▶ _Work required_:
Determine the count of lines holding "МОЖЕТЕ" and give that count alone.

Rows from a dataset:
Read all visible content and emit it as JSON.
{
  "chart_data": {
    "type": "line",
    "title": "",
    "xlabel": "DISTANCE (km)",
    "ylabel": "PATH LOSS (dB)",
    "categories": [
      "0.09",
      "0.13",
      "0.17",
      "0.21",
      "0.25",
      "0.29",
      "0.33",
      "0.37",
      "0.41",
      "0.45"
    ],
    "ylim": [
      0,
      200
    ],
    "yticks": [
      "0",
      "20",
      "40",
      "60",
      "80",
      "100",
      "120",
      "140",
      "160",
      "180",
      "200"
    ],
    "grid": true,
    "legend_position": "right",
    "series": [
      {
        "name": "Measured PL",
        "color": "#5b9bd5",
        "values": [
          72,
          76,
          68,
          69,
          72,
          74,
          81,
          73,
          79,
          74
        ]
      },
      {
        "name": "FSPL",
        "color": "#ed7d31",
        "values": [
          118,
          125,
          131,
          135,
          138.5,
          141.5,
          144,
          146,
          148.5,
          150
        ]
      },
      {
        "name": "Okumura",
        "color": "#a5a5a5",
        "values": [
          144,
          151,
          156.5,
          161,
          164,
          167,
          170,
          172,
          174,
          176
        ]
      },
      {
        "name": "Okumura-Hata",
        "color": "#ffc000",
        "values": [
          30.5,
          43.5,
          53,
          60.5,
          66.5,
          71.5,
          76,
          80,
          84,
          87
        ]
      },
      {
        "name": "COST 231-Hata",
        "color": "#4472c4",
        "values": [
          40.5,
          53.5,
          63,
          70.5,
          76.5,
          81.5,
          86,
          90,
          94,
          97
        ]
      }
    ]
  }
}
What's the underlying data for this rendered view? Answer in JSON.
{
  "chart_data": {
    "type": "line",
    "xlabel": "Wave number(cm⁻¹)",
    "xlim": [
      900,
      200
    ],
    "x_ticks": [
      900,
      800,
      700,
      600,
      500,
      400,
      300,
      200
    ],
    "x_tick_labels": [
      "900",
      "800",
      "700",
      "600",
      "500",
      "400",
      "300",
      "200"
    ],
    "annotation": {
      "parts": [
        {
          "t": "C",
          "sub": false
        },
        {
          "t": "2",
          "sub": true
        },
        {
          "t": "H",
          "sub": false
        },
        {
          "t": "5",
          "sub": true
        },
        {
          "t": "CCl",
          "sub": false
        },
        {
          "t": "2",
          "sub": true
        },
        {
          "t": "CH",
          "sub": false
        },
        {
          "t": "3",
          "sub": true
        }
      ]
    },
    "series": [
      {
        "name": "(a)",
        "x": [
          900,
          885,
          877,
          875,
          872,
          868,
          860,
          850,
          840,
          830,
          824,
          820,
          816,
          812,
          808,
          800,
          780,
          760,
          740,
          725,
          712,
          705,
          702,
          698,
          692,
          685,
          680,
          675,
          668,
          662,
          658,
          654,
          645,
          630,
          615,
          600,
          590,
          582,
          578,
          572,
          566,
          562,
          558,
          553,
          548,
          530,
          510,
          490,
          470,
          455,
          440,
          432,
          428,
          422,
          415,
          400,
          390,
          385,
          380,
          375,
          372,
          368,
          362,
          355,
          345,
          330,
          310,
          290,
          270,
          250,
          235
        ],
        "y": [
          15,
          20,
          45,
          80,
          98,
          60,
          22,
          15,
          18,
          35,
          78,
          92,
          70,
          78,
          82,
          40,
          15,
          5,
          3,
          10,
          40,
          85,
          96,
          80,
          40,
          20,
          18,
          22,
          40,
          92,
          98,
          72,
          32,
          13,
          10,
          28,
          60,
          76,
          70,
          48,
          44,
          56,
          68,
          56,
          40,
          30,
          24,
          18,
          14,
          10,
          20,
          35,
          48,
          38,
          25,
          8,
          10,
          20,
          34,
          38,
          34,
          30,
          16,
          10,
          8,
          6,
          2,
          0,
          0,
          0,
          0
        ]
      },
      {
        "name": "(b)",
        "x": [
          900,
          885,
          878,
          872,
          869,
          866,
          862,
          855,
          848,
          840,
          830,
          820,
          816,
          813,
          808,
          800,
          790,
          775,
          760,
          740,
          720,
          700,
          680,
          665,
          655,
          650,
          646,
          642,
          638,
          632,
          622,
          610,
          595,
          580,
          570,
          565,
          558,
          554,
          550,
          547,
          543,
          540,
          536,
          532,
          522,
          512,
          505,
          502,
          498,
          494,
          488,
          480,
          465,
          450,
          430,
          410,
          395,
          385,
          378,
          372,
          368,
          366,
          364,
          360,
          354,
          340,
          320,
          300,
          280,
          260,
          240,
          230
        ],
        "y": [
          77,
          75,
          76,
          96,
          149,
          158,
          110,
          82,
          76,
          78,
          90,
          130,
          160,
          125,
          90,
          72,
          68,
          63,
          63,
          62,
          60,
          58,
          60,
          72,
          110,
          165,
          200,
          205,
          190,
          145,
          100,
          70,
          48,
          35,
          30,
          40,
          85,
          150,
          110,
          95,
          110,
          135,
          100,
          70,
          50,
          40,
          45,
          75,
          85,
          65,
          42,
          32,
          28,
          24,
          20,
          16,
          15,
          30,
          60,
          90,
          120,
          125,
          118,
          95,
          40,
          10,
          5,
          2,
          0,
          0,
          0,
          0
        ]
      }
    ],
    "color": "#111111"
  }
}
* * *
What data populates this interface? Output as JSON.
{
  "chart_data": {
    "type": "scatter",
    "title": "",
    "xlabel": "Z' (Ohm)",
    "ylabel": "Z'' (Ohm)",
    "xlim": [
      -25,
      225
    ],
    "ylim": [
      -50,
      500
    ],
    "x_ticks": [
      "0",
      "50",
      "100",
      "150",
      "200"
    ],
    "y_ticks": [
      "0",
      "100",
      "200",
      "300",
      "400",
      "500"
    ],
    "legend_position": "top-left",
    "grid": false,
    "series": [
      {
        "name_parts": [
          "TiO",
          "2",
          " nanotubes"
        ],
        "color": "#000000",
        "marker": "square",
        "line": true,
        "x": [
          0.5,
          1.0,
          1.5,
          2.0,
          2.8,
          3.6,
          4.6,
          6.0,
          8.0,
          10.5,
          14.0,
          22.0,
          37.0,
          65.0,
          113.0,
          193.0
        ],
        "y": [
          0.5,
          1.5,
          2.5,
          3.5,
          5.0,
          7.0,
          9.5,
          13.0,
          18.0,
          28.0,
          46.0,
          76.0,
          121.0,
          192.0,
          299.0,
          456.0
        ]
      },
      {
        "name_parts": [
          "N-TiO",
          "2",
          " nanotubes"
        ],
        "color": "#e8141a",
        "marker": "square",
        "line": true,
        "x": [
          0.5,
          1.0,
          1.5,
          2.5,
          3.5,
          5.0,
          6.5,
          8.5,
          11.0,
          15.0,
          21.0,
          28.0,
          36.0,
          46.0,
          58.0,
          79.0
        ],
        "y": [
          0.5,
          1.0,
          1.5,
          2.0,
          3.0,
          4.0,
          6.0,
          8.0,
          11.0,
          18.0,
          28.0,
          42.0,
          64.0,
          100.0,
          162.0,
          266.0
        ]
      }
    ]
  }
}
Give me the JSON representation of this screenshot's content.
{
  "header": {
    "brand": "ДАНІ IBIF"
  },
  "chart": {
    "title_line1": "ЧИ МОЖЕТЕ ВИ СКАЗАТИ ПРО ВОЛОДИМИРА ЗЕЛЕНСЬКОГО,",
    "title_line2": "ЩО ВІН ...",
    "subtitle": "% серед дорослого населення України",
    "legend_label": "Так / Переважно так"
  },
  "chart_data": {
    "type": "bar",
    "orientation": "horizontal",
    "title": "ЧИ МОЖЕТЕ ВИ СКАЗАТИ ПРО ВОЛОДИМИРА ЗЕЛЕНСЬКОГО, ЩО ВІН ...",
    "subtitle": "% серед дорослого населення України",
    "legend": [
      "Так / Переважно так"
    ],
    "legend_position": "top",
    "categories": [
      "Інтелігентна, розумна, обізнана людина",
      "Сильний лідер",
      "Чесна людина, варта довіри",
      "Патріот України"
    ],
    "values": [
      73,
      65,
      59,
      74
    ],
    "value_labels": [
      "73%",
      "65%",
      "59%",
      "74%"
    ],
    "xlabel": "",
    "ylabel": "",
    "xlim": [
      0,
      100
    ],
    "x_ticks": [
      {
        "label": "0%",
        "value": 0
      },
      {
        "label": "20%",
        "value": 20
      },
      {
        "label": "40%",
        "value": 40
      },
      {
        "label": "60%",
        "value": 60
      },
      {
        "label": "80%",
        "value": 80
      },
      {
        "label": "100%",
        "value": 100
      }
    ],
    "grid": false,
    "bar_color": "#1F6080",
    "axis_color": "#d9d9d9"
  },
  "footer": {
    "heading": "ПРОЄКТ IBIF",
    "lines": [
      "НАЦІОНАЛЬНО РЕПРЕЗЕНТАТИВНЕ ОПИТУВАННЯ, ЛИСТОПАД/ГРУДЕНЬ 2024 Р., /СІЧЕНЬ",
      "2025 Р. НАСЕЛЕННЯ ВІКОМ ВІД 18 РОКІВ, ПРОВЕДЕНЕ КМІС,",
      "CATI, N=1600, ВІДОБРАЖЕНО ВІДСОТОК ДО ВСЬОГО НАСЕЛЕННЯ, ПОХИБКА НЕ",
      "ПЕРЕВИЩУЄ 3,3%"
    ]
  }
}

▶ _Worked solution_:
2